_Written request_.
Find each line holding the word "type" and give the total alone.

Records about charts and figures
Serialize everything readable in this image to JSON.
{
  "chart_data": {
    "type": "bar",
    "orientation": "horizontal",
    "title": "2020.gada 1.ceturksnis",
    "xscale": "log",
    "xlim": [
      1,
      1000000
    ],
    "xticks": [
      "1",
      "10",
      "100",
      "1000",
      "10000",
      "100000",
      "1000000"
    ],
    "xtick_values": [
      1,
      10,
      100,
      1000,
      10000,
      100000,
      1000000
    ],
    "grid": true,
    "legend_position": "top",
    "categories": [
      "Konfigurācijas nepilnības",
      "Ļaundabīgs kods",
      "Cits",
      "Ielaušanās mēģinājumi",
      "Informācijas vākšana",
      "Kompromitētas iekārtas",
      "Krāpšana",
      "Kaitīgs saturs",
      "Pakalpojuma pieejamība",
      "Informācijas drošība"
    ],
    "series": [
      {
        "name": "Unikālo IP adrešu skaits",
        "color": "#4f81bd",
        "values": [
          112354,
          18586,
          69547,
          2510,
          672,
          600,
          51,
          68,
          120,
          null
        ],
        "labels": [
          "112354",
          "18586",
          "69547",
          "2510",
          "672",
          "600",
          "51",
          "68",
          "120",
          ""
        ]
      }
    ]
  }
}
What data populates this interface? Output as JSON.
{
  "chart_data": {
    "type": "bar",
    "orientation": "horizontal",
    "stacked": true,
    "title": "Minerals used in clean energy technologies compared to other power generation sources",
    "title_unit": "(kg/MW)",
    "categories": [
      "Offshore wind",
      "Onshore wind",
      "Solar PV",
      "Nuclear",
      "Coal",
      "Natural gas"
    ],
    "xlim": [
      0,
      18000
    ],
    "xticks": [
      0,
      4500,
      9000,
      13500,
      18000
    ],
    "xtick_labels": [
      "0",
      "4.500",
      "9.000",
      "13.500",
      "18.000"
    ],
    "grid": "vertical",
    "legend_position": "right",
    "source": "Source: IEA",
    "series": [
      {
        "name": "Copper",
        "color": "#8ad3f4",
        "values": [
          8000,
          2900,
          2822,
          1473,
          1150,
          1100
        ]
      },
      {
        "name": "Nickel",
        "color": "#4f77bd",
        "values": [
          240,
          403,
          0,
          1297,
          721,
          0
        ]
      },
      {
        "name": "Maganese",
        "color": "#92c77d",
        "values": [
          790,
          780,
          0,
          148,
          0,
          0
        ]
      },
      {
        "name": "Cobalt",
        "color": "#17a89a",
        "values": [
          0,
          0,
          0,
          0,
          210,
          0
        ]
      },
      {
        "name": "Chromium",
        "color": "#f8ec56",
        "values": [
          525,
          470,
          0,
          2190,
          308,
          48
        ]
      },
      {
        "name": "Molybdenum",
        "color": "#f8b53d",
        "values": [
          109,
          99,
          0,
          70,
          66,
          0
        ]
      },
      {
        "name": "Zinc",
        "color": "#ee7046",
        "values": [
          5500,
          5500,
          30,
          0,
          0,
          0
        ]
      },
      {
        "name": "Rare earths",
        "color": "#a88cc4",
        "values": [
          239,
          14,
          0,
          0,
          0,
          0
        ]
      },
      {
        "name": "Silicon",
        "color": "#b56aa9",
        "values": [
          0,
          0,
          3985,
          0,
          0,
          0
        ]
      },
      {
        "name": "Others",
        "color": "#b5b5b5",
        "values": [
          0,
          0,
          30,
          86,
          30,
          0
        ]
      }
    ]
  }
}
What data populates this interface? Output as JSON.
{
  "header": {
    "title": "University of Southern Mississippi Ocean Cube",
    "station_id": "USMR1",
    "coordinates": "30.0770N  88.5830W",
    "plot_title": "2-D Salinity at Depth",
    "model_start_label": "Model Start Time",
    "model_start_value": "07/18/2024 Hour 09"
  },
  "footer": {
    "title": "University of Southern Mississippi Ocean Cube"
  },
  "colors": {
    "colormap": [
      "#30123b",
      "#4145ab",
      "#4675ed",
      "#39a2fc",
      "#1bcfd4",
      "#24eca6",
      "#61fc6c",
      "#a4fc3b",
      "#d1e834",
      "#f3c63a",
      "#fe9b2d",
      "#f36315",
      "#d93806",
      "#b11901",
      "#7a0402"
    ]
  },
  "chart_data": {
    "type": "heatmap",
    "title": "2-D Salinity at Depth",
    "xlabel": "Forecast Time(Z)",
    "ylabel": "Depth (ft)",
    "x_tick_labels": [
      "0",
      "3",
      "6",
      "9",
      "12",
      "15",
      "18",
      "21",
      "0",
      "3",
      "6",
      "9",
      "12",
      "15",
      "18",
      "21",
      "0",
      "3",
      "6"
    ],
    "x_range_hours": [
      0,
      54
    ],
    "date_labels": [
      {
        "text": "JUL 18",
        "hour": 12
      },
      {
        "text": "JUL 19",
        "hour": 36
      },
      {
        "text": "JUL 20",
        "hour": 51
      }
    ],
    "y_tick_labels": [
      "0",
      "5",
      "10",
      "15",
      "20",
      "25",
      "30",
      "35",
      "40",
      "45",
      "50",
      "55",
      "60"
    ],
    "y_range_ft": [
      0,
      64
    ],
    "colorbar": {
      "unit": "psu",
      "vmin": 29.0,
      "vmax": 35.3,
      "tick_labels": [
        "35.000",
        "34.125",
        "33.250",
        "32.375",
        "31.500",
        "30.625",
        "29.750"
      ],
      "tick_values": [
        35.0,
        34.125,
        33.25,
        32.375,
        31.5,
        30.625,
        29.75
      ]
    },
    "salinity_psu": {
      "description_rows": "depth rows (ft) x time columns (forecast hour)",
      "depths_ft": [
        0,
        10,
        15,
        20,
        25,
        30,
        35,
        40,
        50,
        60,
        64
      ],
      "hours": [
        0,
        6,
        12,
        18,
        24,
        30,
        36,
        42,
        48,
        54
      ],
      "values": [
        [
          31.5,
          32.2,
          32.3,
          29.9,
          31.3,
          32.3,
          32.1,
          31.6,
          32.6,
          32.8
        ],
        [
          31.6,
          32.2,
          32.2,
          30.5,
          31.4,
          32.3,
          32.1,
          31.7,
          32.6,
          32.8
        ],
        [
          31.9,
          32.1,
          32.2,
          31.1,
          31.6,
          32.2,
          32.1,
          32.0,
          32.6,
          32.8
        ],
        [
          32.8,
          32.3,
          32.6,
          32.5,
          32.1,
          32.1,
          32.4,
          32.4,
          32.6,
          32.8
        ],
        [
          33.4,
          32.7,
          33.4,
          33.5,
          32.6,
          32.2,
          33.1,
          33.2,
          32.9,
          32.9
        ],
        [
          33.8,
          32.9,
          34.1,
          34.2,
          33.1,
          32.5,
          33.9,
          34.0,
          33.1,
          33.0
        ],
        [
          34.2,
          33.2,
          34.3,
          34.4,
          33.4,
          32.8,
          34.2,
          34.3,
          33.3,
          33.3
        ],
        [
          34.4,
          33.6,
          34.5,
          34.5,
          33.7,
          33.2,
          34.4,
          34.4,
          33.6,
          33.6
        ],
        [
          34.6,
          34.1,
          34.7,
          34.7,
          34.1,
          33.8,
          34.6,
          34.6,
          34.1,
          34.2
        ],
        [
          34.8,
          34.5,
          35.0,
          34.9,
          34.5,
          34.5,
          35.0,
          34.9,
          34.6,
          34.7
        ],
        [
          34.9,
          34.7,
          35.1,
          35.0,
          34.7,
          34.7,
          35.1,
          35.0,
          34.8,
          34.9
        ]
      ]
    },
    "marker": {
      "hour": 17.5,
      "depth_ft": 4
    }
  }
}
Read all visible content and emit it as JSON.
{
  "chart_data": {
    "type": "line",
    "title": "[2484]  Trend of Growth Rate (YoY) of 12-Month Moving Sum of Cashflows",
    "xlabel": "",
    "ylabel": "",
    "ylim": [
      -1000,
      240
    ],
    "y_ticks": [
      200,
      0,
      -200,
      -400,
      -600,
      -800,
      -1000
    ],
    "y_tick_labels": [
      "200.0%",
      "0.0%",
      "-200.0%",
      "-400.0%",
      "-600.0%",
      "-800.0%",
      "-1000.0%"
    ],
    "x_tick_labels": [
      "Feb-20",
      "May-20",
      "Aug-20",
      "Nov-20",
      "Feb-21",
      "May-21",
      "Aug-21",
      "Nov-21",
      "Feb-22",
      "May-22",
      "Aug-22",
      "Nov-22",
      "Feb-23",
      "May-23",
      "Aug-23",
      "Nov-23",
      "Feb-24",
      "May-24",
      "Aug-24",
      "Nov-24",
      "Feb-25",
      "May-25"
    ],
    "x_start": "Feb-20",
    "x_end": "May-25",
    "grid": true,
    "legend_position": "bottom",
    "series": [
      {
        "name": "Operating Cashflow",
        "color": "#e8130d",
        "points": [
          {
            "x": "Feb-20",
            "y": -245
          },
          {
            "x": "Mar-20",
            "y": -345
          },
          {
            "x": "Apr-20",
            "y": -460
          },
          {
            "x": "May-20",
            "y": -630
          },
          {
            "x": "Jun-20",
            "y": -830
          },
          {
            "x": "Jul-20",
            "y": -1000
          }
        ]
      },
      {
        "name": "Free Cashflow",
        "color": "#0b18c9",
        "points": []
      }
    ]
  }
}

_Exercise response_.
4